Task to complete: Please extract, character for character, the stretch of lines from the start through the line containing "breadcrumb-current: Create payment", including both ends.

Records in a dataset:
▼
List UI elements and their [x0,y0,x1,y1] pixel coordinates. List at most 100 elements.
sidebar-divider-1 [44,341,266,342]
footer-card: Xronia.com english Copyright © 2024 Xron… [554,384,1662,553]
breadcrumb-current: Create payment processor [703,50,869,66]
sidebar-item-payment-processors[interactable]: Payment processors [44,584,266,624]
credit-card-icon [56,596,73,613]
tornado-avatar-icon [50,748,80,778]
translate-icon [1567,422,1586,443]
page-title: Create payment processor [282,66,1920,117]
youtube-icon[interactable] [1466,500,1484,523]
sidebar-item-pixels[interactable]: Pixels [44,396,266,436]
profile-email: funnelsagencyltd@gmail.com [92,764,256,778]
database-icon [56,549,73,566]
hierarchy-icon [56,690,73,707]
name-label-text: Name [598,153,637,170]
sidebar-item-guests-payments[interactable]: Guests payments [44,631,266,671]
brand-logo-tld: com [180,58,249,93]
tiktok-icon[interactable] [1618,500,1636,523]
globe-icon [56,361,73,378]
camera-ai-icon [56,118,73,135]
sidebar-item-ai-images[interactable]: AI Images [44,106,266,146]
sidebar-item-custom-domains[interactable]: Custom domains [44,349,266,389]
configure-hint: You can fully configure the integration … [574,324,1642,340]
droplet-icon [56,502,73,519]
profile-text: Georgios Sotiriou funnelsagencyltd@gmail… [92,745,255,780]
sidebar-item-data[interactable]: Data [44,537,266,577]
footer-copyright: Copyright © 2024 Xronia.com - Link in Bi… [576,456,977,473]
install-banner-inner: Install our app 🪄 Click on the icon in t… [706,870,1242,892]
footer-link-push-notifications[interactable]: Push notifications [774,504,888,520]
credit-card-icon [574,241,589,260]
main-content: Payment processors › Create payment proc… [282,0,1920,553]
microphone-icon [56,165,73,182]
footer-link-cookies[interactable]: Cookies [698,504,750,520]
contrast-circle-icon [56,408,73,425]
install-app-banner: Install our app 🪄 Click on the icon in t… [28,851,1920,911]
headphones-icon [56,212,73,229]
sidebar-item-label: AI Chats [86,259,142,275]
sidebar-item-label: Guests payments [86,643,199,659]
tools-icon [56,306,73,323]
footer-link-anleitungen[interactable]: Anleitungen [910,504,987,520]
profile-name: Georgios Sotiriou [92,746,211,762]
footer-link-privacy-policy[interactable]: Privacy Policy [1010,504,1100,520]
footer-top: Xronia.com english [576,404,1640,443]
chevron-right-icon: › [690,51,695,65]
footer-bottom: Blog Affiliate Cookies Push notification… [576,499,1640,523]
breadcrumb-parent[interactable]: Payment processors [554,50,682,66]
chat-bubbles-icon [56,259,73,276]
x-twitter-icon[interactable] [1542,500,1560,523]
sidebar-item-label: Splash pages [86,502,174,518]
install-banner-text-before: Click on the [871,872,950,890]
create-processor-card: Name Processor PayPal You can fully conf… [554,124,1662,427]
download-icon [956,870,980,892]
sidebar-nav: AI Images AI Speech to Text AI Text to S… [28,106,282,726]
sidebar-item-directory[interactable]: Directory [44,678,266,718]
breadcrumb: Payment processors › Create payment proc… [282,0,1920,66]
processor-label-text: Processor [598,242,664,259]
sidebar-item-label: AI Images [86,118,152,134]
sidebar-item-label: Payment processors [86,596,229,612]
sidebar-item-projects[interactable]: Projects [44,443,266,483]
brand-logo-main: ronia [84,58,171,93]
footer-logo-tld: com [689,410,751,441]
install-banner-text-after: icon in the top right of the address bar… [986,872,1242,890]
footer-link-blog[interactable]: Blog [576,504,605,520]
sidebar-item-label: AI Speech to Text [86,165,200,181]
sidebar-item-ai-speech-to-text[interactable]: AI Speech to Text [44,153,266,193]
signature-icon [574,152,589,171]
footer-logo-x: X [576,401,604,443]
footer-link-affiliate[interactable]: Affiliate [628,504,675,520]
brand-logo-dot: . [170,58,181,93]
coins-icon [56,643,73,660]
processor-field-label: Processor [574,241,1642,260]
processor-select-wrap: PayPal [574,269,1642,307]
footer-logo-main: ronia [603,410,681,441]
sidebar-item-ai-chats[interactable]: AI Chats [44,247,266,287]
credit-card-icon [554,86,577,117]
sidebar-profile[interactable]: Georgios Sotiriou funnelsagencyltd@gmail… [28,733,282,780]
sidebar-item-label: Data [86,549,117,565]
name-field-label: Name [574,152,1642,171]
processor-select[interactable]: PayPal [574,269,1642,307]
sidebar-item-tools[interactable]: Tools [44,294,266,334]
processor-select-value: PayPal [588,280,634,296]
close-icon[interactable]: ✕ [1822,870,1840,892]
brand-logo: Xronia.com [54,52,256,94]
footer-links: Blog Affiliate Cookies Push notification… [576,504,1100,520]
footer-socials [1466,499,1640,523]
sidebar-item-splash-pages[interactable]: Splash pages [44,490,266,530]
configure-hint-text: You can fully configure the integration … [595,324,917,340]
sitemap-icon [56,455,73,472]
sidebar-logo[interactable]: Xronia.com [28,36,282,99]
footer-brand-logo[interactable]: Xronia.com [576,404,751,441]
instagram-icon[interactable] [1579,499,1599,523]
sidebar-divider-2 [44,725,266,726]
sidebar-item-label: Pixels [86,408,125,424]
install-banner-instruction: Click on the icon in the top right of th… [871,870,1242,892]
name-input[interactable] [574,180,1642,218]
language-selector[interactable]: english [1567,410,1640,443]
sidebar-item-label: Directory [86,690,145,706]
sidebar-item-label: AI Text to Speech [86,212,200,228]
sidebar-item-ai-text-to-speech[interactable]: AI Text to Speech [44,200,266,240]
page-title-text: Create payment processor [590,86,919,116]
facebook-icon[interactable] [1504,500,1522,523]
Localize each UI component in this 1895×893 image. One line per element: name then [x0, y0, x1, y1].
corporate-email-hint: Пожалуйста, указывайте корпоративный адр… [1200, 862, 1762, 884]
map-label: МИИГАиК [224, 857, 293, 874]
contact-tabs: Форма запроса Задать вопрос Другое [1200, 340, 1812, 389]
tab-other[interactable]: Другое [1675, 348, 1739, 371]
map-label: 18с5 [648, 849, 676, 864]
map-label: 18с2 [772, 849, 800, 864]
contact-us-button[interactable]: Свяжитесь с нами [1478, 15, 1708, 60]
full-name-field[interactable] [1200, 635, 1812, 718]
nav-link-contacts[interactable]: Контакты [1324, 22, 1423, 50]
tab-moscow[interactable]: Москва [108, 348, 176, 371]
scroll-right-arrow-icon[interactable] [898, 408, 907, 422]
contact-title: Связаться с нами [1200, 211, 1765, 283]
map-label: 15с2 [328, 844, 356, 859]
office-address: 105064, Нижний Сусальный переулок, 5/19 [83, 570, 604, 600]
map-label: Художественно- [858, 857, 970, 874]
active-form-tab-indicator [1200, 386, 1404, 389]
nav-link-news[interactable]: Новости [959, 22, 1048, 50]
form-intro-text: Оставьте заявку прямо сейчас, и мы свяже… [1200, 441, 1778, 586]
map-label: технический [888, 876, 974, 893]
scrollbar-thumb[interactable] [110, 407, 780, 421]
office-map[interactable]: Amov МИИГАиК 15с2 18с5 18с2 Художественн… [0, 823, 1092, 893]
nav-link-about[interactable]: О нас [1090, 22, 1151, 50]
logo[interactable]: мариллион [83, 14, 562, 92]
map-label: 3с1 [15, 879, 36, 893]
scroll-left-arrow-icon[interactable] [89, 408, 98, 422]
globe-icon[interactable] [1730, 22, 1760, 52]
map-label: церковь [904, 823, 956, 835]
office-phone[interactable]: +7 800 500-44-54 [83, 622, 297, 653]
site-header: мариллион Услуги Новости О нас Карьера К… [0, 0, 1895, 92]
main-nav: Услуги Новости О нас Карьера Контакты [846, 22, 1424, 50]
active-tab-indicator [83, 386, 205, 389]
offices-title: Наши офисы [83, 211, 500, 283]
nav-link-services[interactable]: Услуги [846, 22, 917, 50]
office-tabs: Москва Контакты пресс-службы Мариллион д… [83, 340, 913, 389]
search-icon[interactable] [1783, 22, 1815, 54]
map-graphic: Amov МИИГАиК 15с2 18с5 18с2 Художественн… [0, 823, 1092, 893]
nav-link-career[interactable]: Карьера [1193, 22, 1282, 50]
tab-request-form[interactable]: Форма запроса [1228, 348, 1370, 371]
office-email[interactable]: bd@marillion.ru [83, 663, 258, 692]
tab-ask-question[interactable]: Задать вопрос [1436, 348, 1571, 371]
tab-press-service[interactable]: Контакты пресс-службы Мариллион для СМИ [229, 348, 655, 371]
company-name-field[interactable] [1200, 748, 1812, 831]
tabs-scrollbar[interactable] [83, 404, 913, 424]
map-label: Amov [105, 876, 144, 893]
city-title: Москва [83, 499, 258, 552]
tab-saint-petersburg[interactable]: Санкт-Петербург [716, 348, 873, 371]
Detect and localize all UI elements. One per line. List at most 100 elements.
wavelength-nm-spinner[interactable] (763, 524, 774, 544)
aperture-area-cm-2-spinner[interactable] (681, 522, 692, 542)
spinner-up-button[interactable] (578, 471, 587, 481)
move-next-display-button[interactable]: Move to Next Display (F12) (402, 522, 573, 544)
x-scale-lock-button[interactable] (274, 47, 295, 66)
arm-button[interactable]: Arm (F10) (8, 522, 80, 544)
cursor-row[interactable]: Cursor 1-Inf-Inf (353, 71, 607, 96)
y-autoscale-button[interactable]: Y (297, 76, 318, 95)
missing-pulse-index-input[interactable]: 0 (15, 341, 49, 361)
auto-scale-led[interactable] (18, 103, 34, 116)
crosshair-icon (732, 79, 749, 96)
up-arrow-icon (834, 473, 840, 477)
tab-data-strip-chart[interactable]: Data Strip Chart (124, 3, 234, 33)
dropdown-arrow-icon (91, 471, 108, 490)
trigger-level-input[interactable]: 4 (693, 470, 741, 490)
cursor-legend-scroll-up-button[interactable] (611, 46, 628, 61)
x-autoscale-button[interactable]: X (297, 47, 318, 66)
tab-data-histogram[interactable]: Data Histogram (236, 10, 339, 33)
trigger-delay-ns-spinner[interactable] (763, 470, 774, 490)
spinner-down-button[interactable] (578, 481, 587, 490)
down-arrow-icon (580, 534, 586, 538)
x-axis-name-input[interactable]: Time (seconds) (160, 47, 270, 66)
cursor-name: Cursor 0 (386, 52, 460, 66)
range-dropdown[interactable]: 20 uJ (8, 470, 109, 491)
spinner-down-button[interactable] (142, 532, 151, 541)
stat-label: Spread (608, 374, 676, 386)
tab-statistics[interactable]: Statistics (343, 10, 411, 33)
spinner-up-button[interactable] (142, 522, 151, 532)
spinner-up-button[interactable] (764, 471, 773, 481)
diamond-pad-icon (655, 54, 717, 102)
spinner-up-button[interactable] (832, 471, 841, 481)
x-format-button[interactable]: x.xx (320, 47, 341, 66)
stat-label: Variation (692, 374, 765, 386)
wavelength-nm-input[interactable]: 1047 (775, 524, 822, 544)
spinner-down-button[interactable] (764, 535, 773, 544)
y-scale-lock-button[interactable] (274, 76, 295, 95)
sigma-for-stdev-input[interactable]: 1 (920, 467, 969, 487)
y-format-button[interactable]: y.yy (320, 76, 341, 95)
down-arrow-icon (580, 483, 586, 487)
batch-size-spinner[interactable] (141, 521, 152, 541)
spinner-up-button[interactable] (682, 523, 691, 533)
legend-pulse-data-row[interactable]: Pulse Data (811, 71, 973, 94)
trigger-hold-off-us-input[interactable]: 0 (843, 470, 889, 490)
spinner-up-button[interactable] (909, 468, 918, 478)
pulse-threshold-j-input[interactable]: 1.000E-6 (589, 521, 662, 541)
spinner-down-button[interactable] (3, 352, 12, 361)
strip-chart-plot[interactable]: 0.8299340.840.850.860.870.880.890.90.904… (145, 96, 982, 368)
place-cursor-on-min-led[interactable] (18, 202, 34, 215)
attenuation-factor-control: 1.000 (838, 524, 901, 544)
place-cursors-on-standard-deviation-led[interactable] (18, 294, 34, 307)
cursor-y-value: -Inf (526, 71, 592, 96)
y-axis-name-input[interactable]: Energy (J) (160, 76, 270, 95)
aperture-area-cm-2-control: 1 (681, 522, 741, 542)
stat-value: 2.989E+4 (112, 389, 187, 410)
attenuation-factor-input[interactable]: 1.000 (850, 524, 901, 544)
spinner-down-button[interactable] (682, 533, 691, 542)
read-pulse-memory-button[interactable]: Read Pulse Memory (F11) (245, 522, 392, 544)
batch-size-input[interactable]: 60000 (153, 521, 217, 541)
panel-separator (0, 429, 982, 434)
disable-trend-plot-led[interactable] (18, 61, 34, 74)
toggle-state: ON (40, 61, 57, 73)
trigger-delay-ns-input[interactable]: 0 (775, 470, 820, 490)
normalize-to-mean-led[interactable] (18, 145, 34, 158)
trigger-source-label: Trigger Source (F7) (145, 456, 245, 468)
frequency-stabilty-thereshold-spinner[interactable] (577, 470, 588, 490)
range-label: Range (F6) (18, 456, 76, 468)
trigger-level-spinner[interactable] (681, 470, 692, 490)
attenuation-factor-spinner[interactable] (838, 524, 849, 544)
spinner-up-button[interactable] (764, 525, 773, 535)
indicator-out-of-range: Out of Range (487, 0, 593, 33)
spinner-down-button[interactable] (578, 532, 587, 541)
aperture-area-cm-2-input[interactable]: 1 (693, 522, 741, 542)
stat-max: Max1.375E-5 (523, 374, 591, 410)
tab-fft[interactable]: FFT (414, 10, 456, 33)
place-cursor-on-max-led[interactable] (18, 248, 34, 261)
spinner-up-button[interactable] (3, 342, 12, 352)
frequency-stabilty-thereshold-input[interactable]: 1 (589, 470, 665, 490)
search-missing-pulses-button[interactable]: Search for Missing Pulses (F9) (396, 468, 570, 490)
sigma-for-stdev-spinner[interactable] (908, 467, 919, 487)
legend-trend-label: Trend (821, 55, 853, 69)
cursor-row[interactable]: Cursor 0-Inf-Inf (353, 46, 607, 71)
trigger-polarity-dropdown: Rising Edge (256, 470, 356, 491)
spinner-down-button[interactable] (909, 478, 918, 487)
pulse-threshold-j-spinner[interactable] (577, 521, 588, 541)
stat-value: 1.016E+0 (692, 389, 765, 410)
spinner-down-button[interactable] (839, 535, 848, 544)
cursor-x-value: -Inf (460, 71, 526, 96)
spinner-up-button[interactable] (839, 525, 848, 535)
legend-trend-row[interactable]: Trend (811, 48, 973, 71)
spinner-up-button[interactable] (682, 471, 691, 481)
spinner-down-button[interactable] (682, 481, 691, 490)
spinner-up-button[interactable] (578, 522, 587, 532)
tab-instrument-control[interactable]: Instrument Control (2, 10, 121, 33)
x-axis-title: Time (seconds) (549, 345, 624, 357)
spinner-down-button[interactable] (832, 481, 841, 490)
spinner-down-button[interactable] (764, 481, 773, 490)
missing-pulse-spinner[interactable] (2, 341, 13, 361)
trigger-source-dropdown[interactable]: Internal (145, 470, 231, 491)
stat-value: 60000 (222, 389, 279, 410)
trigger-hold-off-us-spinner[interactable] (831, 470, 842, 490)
▲
Expected answer:
List UI elements and their [x0,y0,x1,y1] pixel coordinates. List at most 100 elements.
sidebar-divider-1 [44,341,266,342]
footer-card: Xronia.com english Copyright © 2024 Xron… [554,384,1662,553]
breadcrumb-current: Create payment processor [703,50,869,66]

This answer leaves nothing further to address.